## BEGIN Records to use
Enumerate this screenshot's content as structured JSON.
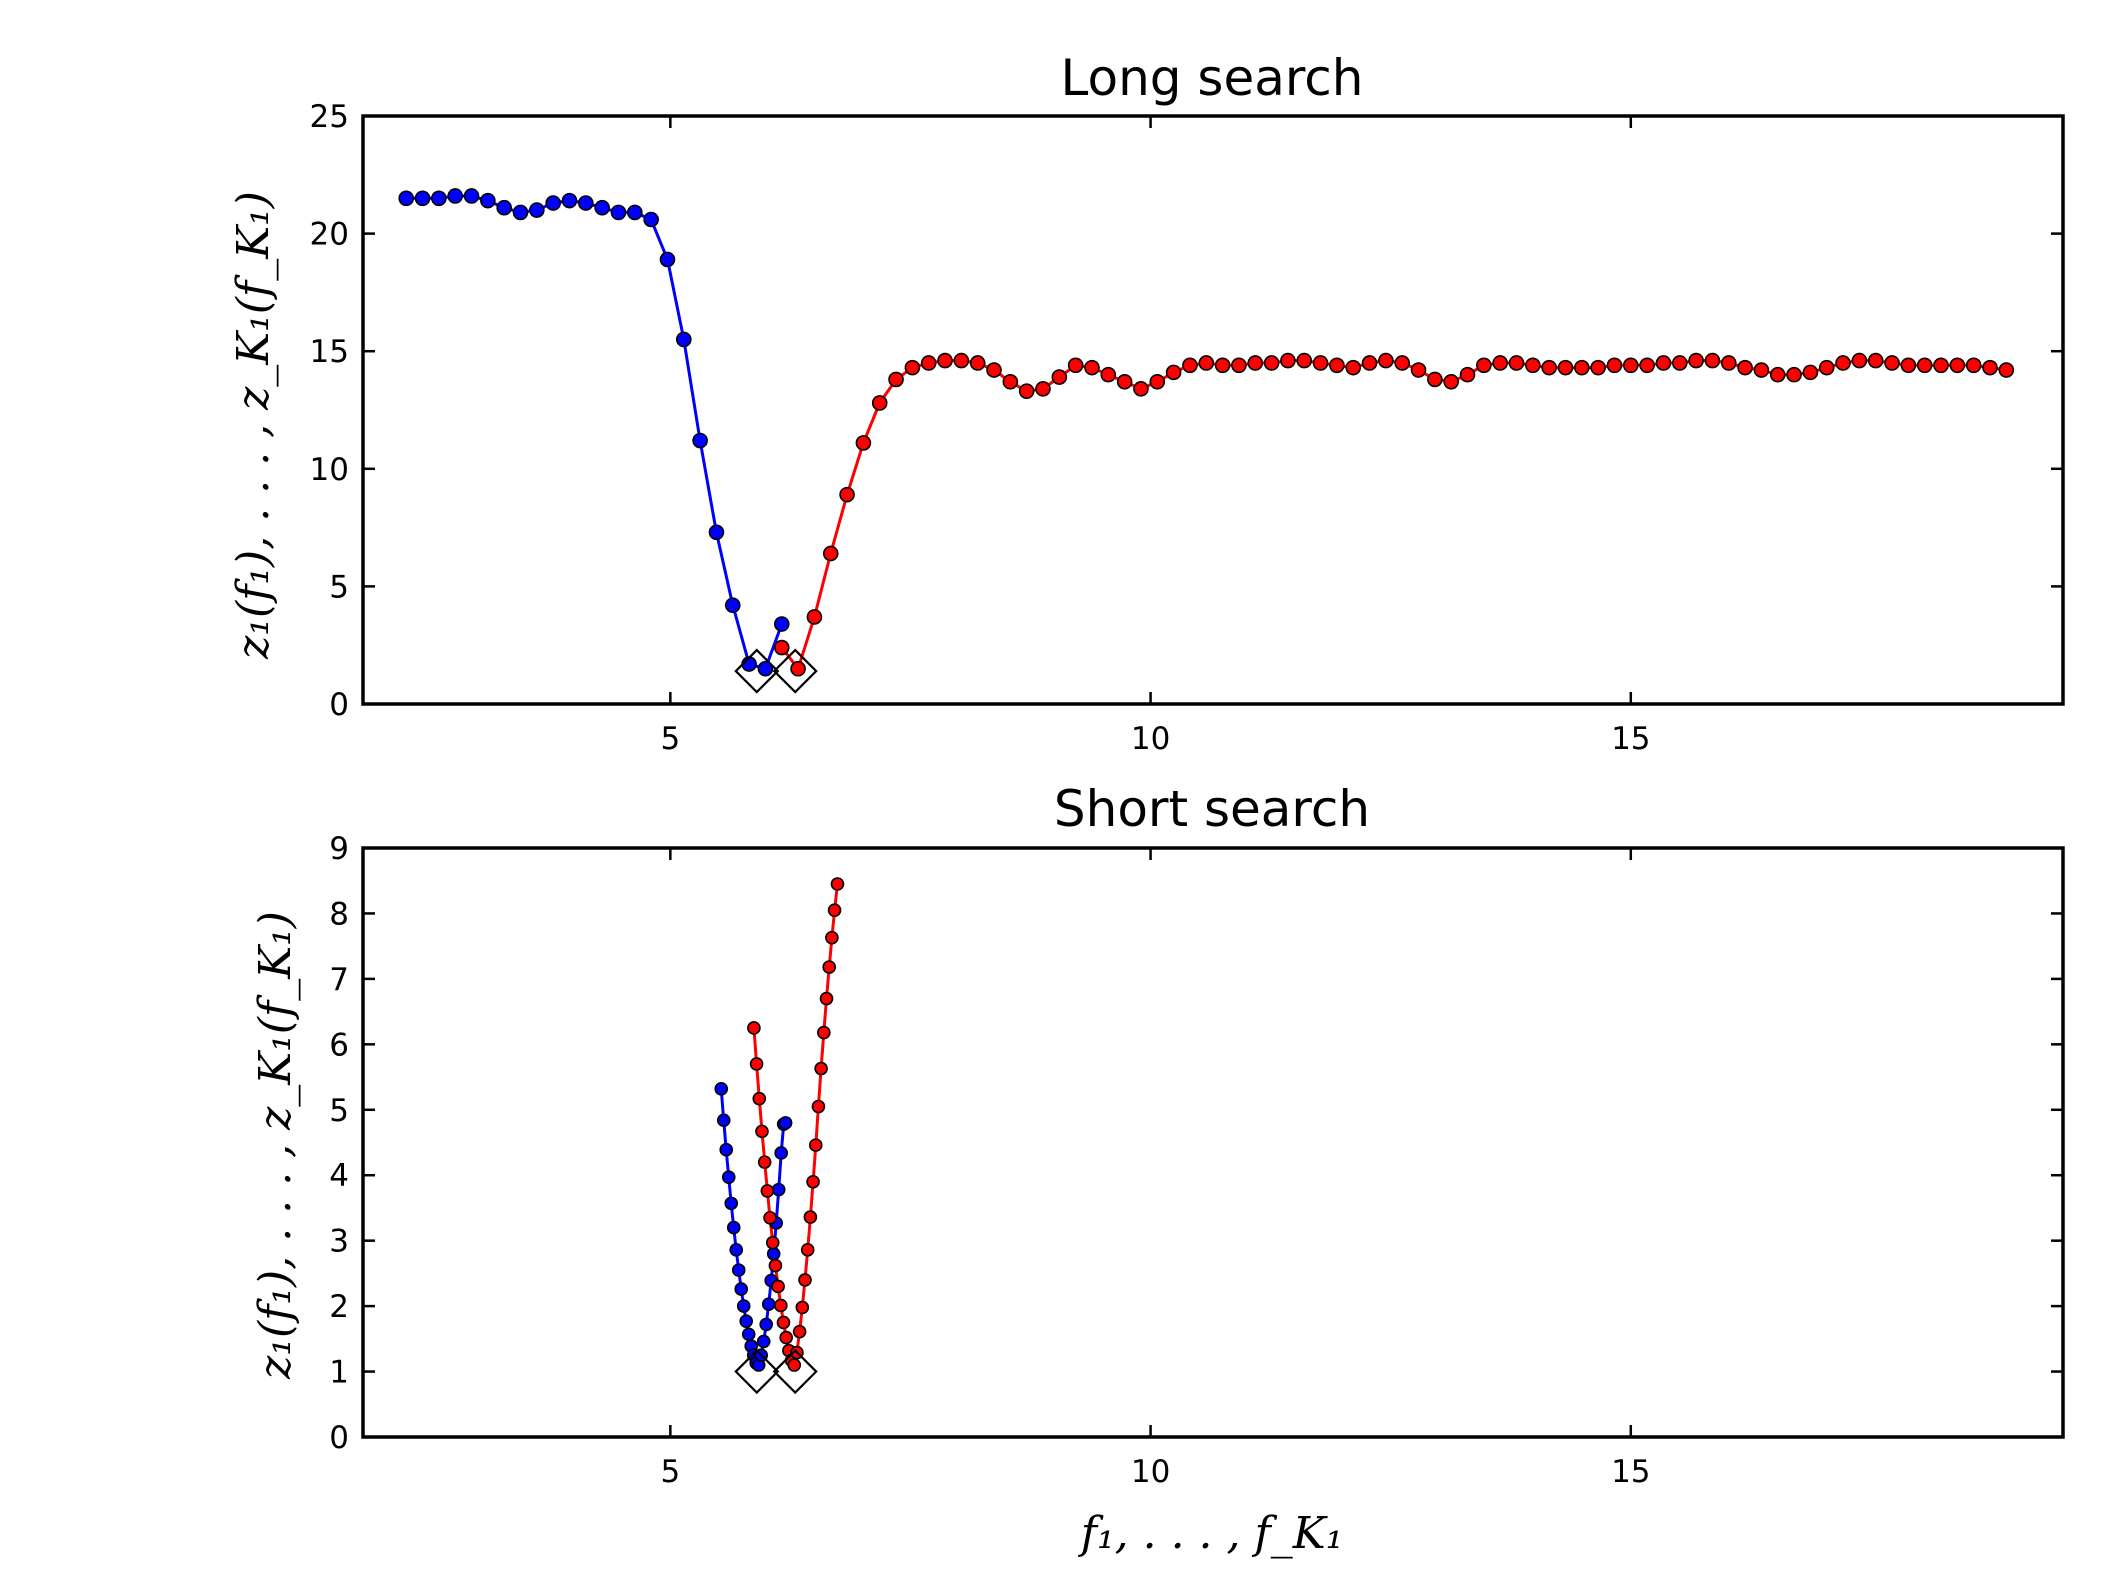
{
  "colors": {
    "blue": "#0000ff",
    "red": "#ff0000",
    "marker_edge": "#000000"
  },
  "chart_data": [
    {
      "type": "line",
      "title": "Long search",
      "xlabel": "",
      "ylabel": "z₁(f₁), . . . , z_K₁(f_K₁)",
      "xlim": [
        1.8,
        19.5
      ],
      "ylim": [
        0,
        25
      ],
      "xticks": [
        "5",
        "10",
        "15"
      ],
      "yticks": [
        "0",
        "5",
        "10",
        "15",
        "20",
        "25"
      ],
      "grid": false,
      "series": [
        {
          "color": "#0000ff",
          "x": [
            2.25,
            2.42,
            2.59,
            2.76,
            2.93,
            3.1,
            3.27,
            3.44,
            3.61,
            3.78,
            3.95,
            4.12,
            4.29,
            4.46,
            4.63,
            4.8,
            4.97,
            5.14,
            5.31,
            5.48,
            5.65,
            5.82,
            5.99,
            6.16
          ],
          "y": [
            21.5,
            21.5,
            21.5,
            21.6,
            21.6,
            21.4,
            21.1,
            20.9,
            21.0,
            21.3,
            21.4,
            21.3,
            21.1,
            20.9,
            20.9,
            20.6,
            18.9,
            15.5,
            11.2,
            7.3,
            4.2,
            1.7,
            1.5,
            3.4
          ]
        },
        {
          "color": "#ff0000",
          "x": [
            6.16,
            6.33,
            6.5,
            6.67,
            6.84,
            7.01,
            7.18,
            7.35,
            7.52,
            7.69,
            7.86,
            8.03,
            8.2,
            8.37,
            8.54,
            8.71,
            8.88,
            9.05,
            9.22,
            9.39,
            9.56,
            9.73,
            9.9,
            10.07,
            10.24,
            10.41,
            10.58,
            10.75,
            10.92,
            11.09,
            11.26,
            11.43,
            11.6,
            11.77,
            11.94,
            12.11,
            12.28,
            12.45,
            12.62,
            12.79,
            12.96,
            13.13,
            13.3,
            13.47,
            13.64,
            13.81,
            13.98,
            14.15,
            14.32,
            14.49,
            14.66,
            14.83,
            15.0,
            15.17,
            15.34,
            15.51,
            15.68,
            15.85,
            16.02,
            16.19,
            16.36,
            16.53,
            16.7,
            16.87,
            17.04,
            17.21,
            17.38,
            17.55,
            17.72,
            17.89,
            18.06,
            18.23,
            18.4,
            18.57,
            18.74,
            18.91
          ],
          "y": [
            2.4,
            1.5,
            3.7,
            6.4,
            8.9,
            11.1,
            12.8,
            13.8,
            14.3,
            14.5,
            14.6,
            14.6,
            14.5,
            14.2,
            13.7,
            13.3,
            13.4,
            13.9,
            14.4,
            14.3,
            14.0,
            13.7,
            13.4,
            13.7,
            14.1,
            14.4,
            14.5,
            14.4,
            14.4,
            14.5,
            14.5,
            14.6,
            14.6,
            14.5,
            14.4,
            14.3,
            14.5,
            14.6,
            14.5,
            14.2,
            13.8,
            13.7,
            14.0,
            14.4,
            14.5,
            14.5,
            14.4,
            14.3,
            14.3,
            14.3,
            14.3,
            14.4,
            14.4,
            14.4,
            14.5,
            14.5,
            14.6,
            14.6,
            14.5,
            14.3,
            14.2,
            14.0,
            14.0,
            14.1,
            14.3,
            14.5,
            14.6,
            14.6,
            14.5,
            14.4,
            14.4,
            14.4,
            14.4,
            14.4,
            14.3,
            14.2
          ]
        }
      ],
      "minima": [
        {
          "x": 5.9,
          "y": 1.4
        },
        {
          "x": 6.3,
          "y": 1.4
        }
      ]
    },
    {
      "type": "line",
      "title": "Short search",
      "xlabel": "f₁, . . . , f_K₁",
      "ylabel": "z₁(f₁), . . . , z_K₁(f_K₁)",
      "xlim": [
        1.8,
        19.5
      ],
      "ylim": [
        0,
        9
      ],
      "xticks": [
        "5",
        "10",
        "15"
      ],
      "yticks": [
        "0",
        "1",
        "2",
        "3",
        "4",
        "5",
        "6",
        "7",
        "8",
        "9"
      ],
      "grid": false,
      "series": [
        {
          "color": "#0000ff",
          "x": [
            5.53,
            5.556,
            5.582,
            5.608,
            5.634,
            5.66,
            5.686,
            5.712,
            5.738,
            5.764,
            5.79,
            5.816,
            5.842,
            5.868,
            5.894,
            5.92,
            5.946,
            5.972,
            5.998,
            6.024,
            6.05,
            6.076,
            6.102,
            6.128,
            6.154,
            6.18,
            6.2
          ],
          "y": [
            5.32,
            4.84,
            4.39,
            3.97,
            3.57,
            3.2,
            2.86,
            2.55,
            2.26,
            2.0,
            1.77,
            1.57,
            1.39,
            1.25,
            1.13,
            1.1,
            1.25,
            1.46,
            1.72,
            2.03,
            2.39,
            2.8,
            3.27,
            3.78,
            4.34,
            4.78,
            4.8
          ]
        },
        {
          "color": "#ff0000",
          "x": [
            5.87,
            5.898,
            5.926,
            5.954,
            5.982,
            6.01,
            6.038,
            6.066,
            6.094,
            6.122,
            6.15,
            6.178,
            6.206,
            6.234,
            6.262,
            6.29,
            6.318,
            6.346,
            6.374,
            6.402,
            6.43,
            6.458,
            6.486,
            6.514,
            6.542,
            6.57,
            6.598,
            6.626,
            6.654,
            6.682,
            6.71,
            6.74
          ],
          "y": [
            6.25,
            5.7,
            5.17,
            4.67,
            4.2,
            3.76,
            3.35,
            2.97,
            2.62,
            2.3,
            2.01,
            1.75,
            1.52,
            1.32,
            1.17,
            1.1,
            1.29,
            1.61,
            1.98,
            2.4,
            2.86,
            3.36,
            3.9,
            4.46,
            5.05,
            5.63,
            6.18,
            6.7,
            7.18,
            7.63,
            8.05,
            8.45
          ]
        }
      ],
      "minima": [
        {
          "x": 5.9,
          "y": 1.0
        },
        {
          "x": 6.3,
          "y": 1.0
        }
      ]
    }
  ]
}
## END Records to use
Task brief: Keep only those lines of the records that hold "search", and return them.

Expected output:
      "title": "Long search",
      "title": "Short search",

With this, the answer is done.